▸ **Directions**
Which lines below contain "from"? Copy every one of them.

Top of Data shown

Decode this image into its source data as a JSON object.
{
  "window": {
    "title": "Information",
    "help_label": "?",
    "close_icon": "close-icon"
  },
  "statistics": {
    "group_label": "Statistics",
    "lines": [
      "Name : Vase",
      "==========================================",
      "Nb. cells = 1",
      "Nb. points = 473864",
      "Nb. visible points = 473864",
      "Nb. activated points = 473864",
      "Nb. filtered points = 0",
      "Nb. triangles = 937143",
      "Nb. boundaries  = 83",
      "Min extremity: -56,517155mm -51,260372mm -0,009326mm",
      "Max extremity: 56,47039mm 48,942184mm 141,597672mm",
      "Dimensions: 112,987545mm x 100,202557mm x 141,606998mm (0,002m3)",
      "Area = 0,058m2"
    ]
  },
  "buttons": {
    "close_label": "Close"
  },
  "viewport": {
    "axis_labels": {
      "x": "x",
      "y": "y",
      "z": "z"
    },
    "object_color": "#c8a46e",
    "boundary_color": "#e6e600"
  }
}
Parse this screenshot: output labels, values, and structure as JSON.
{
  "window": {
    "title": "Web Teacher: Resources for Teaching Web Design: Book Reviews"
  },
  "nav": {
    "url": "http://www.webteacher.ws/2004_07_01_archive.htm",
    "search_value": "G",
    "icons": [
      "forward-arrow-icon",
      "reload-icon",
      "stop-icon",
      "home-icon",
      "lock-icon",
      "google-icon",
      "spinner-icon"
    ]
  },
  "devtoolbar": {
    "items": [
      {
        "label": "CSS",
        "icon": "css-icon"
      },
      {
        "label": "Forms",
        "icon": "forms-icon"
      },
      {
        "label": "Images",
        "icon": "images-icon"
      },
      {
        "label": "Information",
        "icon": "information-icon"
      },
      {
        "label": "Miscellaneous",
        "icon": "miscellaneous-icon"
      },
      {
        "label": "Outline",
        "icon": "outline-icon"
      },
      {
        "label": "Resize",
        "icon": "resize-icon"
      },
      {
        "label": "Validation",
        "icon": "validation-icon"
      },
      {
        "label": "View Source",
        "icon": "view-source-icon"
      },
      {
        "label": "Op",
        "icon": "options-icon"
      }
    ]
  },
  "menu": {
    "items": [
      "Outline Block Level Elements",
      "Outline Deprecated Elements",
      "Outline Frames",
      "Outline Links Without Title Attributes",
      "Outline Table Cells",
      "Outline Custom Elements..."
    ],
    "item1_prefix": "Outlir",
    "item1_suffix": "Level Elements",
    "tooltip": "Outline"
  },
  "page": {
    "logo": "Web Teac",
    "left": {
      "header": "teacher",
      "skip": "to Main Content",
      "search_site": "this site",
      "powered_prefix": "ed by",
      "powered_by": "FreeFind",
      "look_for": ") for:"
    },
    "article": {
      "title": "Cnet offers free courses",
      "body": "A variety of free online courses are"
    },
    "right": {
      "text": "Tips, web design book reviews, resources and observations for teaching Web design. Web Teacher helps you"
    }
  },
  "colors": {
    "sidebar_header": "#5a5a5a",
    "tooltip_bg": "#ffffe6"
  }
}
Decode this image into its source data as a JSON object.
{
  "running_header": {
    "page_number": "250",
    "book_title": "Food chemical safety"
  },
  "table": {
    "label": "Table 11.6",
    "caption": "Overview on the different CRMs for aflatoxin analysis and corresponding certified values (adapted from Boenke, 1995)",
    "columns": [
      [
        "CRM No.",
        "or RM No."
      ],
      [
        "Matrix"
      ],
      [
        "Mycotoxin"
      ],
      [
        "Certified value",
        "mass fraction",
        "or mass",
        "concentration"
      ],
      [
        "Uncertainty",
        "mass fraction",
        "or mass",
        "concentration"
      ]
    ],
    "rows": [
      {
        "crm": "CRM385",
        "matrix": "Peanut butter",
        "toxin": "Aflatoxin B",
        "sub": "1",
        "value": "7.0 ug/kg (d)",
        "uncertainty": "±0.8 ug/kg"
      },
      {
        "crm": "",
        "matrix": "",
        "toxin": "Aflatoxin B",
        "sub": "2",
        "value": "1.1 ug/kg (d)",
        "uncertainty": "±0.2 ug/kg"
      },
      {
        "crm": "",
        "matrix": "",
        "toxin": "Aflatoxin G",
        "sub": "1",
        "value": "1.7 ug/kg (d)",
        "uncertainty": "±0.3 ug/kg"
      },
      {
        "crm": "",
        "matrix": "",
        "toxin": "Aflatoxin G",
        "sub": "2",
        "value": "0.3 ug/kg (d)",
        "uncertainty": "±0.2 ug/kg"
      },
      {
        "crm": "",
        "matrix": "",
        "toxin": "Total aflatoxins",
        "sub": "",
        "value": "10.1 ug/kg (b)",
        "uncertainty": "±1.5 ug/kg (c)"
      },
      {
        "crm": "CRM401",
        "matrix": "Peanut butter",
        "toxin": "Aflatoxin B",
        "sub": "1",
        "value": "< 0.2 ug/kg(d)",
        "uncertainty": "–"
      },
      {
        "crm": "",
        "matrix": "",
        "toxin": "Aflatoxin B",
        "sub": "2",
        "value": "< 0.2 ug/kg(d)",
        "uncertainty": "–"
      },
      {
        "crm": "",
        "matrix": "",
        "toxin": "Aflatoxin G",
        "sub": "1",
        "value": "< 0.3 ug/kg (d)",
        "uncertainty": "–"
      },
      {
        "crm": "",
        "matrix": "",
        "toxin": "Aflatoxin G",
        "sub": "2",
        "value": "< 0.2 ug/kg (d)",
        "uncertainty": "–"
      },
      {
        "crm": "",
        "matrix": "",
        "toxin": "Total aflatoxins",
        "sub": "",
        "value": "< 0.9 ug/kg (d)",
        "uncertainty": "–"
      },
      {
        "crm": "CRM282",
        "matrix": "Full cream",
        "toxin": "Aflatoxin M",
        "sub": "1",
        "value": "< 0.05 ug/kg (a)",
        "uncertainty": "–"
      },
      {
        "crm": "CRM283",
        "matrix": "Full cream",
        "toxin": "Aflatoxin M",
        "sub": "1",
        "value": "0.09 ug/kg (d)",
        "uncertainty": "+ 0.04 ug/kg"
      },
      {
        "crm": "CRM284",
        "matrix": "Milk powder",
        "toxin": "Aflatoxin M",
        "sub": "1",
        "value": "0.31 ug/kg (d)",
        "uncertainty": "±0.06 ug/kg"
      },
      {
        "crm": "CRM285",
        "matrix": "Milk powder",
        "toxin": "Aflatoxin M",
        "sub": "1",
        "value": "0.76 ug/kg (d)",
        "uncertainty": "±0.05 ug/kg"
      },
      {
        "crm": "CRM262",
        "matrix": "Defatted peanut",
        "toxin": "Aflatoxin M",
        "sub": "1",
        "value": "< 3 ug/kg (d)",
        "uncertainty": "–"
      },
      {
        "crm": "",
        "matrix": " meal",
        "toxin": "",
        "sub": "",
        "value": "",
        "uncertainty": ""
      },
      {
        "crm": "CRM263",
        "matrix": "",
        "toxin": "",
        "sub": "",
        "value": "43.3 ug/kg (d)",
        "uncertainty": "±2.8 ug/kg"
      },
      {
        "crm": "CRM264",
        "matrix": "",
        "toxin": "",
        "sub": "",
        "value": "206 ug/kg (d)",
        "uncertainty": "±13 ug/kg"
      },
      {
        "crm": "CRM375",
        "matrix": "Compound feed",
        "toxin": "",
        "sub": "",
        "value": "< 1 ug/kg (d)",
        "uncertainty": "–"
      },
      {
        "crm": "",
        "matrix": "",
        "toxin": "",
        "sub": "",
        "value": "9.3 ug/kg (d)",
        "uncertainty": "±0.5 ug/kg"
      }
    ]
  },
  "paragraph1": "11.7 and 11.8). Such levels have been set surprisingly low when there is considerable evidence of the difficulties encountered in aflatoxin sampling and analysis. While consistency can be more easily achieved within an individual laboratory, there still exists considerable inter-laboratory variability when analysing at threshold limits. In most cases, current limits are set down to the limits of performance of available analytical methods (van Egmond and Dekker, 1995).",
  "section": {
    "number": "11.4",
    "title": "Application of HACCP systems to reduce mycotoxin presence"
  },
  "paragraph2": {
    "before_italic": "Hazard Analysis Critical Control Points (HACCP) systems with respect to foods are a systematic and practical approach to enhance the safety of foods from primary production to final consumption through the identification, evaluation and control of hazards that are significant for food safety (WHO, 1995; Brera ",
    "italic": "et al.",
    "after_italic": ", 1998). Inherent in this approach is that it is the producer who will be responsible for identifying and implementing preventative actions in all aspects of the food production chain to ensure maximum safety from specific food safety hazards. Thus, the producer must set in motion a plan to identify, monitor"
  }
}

Bottom of Data shown

▸ **Response below**
    "caption": "Overview on the different CRMs for aflatoxin analysis and corresponding certified values (adapted from Boenke, 1995)",
    "before_italic": "Hazard Analysis Critical Control Points (HACCP) systems with respect to foods are a systematic and practical approach to enhance the safety of foods from primary production to final consumption through the identification, evaluation and control of hazards that are significant for food safety (WHO, 1995; Brera ",
    "after_italic": ", 1998). Inherent in this approach is that it is the producer who will be responsible for identifying and implementing preventative actions in all aspects of the food production chain to ensure maximum safety from specific food safety hazards. Thus, the producer must set in motion a plan to identify, monitor"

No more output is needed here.